▸ **SET PROBLEM**:
Extract every line below, verbatim.

Chart and figure data:
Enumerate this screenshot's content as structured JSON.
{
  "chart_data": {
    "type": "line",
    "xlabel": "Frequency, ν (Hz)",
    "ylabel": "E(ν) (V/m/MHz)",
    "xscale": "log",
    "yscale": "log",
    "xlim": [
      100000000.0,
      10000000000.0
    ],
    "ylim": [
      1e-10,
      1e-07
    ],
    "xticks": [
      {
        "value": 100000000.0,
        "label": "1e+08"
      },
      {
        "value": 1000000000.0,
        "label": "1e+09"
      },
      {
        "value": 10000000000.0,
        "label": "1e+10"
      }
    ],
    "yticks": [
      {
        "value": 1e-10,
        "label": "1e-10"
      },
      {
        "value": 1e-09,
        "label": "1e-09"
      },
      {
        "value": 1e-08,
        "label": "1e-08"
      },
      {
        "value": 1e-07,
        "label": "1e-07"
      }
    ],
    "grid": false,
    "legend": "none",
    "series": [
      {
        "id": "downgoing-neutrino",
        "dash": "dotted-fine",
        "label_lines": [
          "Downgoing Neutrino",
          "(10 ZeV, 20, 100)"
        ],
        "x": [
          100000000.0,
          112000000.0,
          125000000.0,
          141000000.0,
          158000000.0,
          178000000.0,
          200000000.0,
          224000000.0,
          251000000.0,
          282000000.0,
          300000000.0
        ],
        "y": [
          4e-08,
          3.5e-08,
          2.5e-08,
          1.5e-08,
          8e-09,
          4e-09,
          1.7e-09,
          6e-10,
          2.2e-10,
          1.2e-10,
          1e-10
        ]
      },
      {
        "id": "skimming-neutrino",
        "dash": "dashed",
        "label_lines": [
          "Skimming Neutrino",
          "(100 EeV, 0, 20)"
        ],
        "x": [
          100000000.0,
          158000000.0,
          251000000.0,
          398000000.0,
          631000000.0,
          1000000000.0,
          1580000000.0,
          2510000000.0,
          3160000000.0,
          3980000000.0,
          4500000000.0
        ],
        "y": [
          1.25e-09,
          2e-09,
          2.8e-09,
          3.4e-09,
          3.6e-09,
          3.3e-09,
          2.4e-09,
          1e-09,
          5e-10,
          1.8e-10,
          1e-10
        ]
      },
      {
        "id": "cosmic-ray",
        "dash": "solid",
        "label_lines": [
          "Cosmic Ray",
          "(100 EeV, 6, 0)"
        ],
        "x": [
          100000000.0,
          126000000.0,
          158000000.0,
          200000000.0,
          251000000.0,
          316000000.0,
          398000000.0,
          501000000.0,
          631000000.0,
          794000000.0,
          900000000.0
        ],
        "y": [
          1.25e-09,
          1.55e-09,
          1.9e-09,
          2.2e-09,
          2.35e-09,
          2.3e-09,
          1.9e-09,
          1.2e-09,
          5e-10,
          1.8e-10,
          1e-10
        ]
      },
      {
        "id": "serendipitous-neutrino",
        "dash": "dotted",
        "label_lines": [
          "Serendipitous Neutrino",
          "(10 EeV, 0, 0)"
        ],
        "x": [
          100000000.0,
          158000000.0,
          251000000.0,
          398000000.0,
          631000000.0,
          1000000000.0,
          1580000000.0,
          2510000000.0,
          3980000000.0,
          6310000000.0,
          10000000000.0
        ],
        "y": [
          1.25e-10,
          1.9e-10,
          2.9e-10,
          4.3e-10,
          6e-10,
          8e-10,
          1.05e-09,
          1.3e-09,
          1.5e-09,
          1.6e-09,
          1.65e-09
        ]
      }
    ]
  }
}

▸ **SOLVED PROBLEM**:
Enumerate this screenshot's content as structured JSON.
{
  "chart_data": {
    "type": "line",
    "xlabel": "Frequency, ν (Hz)",
    "ylabel": "E(ν) (V/m/MHz)",
    "xscale": "log",
    "yscale": "log",
    "xlim": [
      100000000.0,
      10000000000.0
    ],
    "ylim": [
      1e-10,
      1e-07
    ],
    "xticks": [
      {
        "value": 100000000.0,
        "label": "1e+08"
      },
      {
        "value": 1000000000.0,
        "label": "1e+09"
      },
      {
        "value": 10000000000.0,
        "label": "1e+10"
      }
    ],
    "yticks": [
      {
        "value": 1e-10,
        "label": "1e-10"
      },
      {
        "value": 1e-09,
        "label": "1e-09"
      },
      {
        "value": 1e-08,
        "label": "1e-08"
      },
      {
        "value": 1e-07,
        "label": "1e-07"
      }
    ],
    "grid": false,
    "legend": "none",
    "series": [
      {
        "id": "downgoing-neutrino",
        "dash": "dotted-fine",
        "label_lines": [
          "Downgoing Neutrino",
          "(10 ZeV, 20, 100)"
        ],
        "x": [
          100000000.0,
          112000000.0,
          125000000.0,
          141000000.0,
          158000000.0,
          178000000.0,
          200000000.0,
          224000000.0,
          251000000.0,
          282000000.0,
          300000000.0
        ],
        "y": [
          4e-08,
          3.5e-08,
          2.5e-08,
          1.5e-08,
          8e-09,
          4e-09,
          1.7e-09,
          6e-10,
          2.2e-10,
          1.2e-10,
          1e-10
        ]
      },
      {
        "id": "skimming-neutrino",
        "dash": "dashed",
        "label_lines": [
          "Skimming Neutrino",
          "(100 EeV, 0, 20)"
        ],
        "x": [
          100000000.0,
          158000000.0,
          251000000.0,
          398000000.0,
          631000000.0,
          1000000000.0,
          1580000000.0,
          2510000000.0,
          3160000000.0,
          3980000000.0,
          4500000000.0
        ],
        "y": [
          1.25e-09,
          2e-09,
          2.8e-09,
          3.4e-09,
          3.6e-09,
          3.3e-09,
          2.4e-09,
          1e-09,
          5e-10,
          1.8e-10,
          1e-10
        ]
      },
      {
        "id": "cosmic-ray",
        "dash": "solid",
        "label_lines": [
          "Cosmic Ray",
          "(100 EeV, 6, 0)"
        ],
        "x": [
          100000000.0,
          126000000.0,
          158000000.0,
          200000000.0,
          251000000.0,
          316000000.0,
          398000000.0,
          501000000.0,
          631000000.0,
          794000000.0,
          900000000.0
        ],
        "y": [
          1.25e-09,
          1.55e-09,
          1.9e-09,
          2.2e-09,
          2.35e-09,
          2.3e-09,
          1.9e-09,
          1.2e-09,
          5e-10,
          1.8e-10,
          1e-10
        ]
      },
      {
        "id": "serendipitous-neutrino",
        "dash": "dotted",
        "label_lines": [
          "Serendipitous Neutrino",
          "(10 EeV, 0, 0)"
        ],
        "x": [
          100000000.0,
          158000000.0,
          251000000.0,
          398000000.0,
          631000000.0,
          1000000000.0,
          1580000000.0,
          2510000000.0,
          3980000000.0,
          6310000000.0,
          10000000000.0
        ],
        "y": [
          1.25e-10,
          1.9e-10,
          2.9e-10,
          4.3e-10,
          6e-10,
          8e-10,
          1.05e-09,
          1.3e-09,
          1.5e-09,
          1.6e-09,
          1.65e-09
        ]
      }
    ]
  }
}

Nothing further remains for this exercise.